_Short problem_
Take the material below and write it all out again exactly.

________

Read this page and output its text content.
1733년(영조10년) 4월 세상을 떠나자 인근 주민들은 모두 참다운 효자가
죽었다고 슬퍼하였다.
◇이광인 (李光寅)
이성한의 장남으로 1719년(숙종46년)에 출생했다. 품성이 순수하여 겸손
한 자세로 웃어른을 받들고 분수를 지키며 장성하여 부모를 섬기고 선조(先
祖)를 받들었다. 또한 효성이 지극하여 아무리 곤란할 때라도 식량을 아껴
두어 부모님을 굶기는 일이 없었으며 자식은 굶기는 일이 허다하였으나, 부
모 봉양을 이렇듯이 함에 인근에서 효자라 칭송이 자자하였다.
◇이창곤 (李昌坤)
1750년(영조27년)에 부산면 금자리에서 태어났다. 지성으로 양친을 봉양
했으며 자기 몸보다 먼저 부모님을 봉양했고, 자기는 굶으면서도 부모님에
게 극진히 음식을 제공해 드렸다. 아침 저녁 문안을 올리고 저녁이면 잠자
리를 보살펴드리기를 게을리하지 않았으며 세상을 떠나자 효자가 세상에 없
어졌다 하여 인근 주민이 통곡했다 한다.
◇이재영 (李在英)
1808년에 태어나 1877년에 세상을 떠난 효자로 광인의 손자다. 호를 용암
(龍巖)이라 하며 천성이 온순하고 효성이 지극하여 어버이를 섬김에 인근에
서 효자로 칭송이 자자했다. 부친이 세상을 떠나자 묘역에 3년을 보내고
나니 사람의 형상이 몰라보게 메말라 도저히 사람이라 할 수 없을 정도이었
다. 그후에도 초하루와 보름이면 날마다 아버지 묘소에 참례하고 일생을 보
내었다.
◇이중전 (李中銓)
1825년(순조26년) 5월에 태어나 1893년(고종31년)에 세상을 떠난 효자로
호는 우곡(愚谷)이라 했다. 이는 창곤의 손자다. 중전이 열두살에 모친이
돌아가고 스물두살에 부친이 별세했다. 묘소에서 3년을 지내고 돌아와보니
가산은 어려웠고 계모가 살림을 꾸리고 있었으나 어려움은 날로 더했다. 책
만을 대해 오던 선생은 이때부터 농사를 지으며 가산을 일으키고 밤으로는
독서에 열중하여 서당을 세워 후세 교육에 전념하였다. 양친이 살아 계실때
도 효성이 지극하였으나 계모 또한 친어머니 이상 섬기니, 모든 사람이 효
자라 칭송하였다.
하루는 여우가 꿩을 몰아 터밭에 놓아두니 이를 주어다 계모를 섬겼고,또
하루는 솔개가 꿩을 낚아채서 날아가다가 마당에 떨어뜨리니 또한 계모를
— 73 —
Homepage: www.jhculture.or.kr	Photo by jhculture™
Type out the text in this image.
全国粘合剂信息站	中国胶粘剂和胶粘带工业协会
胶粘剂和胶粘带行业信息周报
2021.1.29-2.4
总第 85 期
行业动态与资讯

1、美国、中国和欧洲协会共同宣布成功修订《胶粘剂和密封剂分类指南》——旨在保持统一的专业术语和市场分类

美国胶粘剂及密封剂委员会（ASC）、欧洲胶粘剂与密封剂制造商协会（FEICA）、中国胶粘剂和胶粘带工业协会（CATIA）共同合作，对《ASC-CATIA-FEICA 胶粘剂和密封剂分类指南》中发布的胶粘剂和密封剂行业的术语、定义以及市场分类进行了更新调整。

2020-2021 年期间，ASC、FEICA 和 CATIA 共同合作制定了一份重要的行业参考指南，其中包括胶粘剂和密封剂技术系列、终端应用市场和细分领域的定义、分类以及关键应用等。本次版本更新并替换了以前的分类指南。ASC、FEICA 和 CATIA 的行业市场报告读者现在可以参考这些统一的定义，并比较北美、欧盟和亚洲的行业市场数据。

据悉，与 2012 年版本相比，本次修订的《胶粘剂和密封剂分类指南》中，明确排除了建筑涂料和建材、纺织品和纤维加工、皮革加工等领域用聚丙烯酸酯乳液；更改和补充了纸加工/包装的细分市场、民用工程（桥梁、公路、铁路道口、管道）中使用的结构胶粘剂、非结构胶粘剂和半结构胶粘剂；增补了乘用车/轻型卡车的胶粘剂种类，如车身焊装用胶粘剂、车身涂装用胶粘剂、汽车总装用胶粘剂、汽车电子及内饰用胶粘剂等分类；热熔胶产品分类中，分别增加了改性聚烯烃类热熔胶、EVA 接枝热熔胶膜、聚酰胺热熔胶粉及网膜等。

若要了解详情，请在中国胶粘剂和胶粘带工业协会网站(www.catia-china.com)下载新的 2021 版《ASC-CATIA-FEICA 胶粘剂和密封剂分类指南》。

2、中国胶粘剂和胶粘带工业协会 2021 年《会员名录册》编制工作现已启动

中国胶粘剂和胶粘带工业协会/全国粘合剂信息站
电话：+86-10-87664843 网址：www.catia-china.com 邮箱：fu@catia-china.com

________

_Full answer_
Read this page and output its text content.
1733년(영조10년) 4월 세상을 떠나자 인근 주민들은 모두 참다운 효자가
죽었다고 슬퍼하였다.
◇이광인 (李光寅)
이성한의 장남으로 1719년(숙종46년)에 출생했다. 품성이 순수하여 겸손
한 자세로 웃어른을 받들고 분수를 지키며 장성하여 부모를 섬기고 선조(先
祖)를 받들었다. 또한 효성이 지극하여 아무리 곤란할 때라도 식량을 아껴
두어 부모님을 굶기는 일이 없었으며 자식은 굶기는 일이 허다하였으나, 부
모 봉양을 이렇듯이 함에 인근에서 효자라 칭송이 자자하였다.
◇이창곤 (李昌坤)
1750년(영조27년)에 부산면 금자리에서 태어났다. 지성으로 양친을 봉양
했으며 자기 몸보다 먼저 부모님을 봉양했고, 자기는 굶으면서도 부모님에
게 극진히 음식을 제공해 드렸다. 아침 저녁 문안을 올리고 저녁이면 잠자
리를 보살펴드리기를 게을리하지 않았으며 세상을 떠나자 효자가 세상에 없
어졌다 하여 인근 주민이 통곡했다 한다.
◇이재영 (李在英)
1808년에 태어나 1877년에 세상을 떠난 효자로 광인의 손자다. 호를 용암
(龍巖)이라 하며 천성이 온순하고 효성이 지극하여 어버이를 섬김에 인근에
서 효자로 칭송이 자자했다. 부친이 세상을 떠나자 묘역에 3년을 보내고
나니 사람의 형상이 몰라보게 메말라 도저히 사람이라 할 수 없을 정도이었
다. 그후에도 초하루와 보름이면 날마다 아버지 묘소에 참례하고 일생을 보
내었다.
◇이중전 (李中銓)
1825년(순조26년) 5월에 태어나 1893년(고종31년)에 세상을 떠난 효자로
호는 우곡(愚谷)이라 했다. 이는 창곤의 손자다. 중전이 열두살에 모친이
돌아가고 스물두살에 부친이 별세했다. 묘소에서 3년을 지내고 돌아와보니
가산은 어려웠고 계모가 살림을 꾸리고 있었으나 어려움은 날로 더했다. 책
만을 대해 오던 선생은 이때부터 농사를 지으며 가산을 일으키고 밤으로는
독서에 열중하여 서당을 세워 후세 교육에 전념하였다. 양친이 살아 계실때
도 효성이 지극하였으나 계모 또한 친어머니 이상 섬기니, 모든 사람이 효
자라 칭송하였다.
하루는 여우가 꿩을 몰아 터밭에 놓아두니 이를 주어다 계모를 섬겼고,또
하루는 솔개가 꿩을 낚아채서 날아가다가 마당에 떨어뜨리니 또한 계모를
— 73 —
Homepage: www.jhculture.or.kr	Photo by jhculture™
Type out the text in this image.
全国粘合剂信息站	中国胶粘剂和胶粘带工业协会
胶粘剂和胶粘带行业信息周报
2021.1.29-2.4
总第 85 期
行业动态与资讯

1、美国、中国和欧洲协会共同宣布成功修订《胶粘剂和密封剂分类指南》——旨在保持统一的专业术语和市场分类

美国胶粘剂及密封剂委员会（ASC）、欧洲胶粘剂与密封剂制造商协会（FEICA）、中国胶粘剂和胶粘带工业协会（CATIA）共同合作，对《ASC-CATIA-FEICA 胶粘剂和密封剂分类指南》中发布的胶粘剂和密封剂行业的术语、定义以及市场分类进行了更新调整。

2020-2021 年期间，ASC、FEICA 和 CATIA 共同合作制定了一份重要的行业参考指南，其中包括胶粘剂和密封剂技术系列、终端应用市场和细分领域的定义、分类以及关键应用等。本次版本更新并替换了以前的分类指南。ASC、FEICA 和 CATIA 的行业市场报告读者现在可以参考这些统一的定义，并比较北美、欧盟和亚洲的行业市场数据。

据悉，与 2012 年版本相比，本次修订的《胶粘剂和密封剂分类指南》中，明确排除了建筑涂料和建材、纺织品和纤维加工、皮革加工等领域用聚丙烯酸酯乳液；更改和补充了纸加工/包装的细分市场、民用工程（桥梁、公路、铁路道口、管道）中使用的结构胶粘剂、非结构胶粘剂和半结构胶粘剂；增补了乘用车/轻型卡车的胶粘剂种类，如车身焊装用胶粘剂、车身涂装用胶粘剂、汽车总装用胶粘剂、汽车电子及内饰用胶粘剂等分类；热熔胶产品分类中，分别增加了改性聚烯烃类热熔胶、EVA 接枝热熔胶膜、聚酰胺热熔胶粉及网膜等。

若要了解详情，请在中国胶粘剂和胶粘带工业协会网站(www.catia-china.com)下载新的 2021 版《ASC-CATIA-FEICA 胶粘剂和密封剂分类指南》。

2、中国胶粘剂和胶粘带工业协会 2021 年《会员名录册》编制工作现已启动

中国胶粘剂和胶粘带工业协会/全国粘合剂信息站
电话：+86-10-87664843 网址：www.catia-china.com 邮箱：fu@catia-china.com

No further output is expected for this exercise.